Copy all the material below, exactly as it stands.
========================================
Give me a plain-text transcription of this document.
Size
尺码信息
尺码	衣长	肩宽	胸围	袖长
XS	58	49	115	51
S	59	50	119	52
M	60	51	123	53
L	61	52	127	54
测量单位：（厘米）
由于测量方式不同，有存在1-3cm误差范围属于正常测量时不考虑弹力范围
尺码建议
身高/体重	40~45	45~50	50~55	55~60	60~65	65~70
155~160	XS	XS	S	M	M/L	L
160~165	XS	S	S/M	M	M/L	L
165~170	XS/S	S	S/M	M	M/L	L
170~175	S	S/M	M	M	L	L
========================================
ANSWER TO THIS PROBLEM:
Give me a plain-text transcription of this document.
Size
尺码信息
尺码	衣长	肩宽	胸围	袖长
XS	58	49	115	51
S	59	50	119	52
M	60	51	123	53
L	61	52	127	54
测量单位：（厘米）
由于测量方式不同，有存在1-3cm误差范围属于正常测量时不考虑弹力范围
尺码建议
身高/体重	40~45	45~50	50~55	55~60	60~65	65~70
155~160	XS	XS	S	M	M/L	L
160~165	XS	S	S/M	M	M/L	L
165~170	XS/S	S	S/M	M	M/L	L
170~175	S	S/M	M	M	L	L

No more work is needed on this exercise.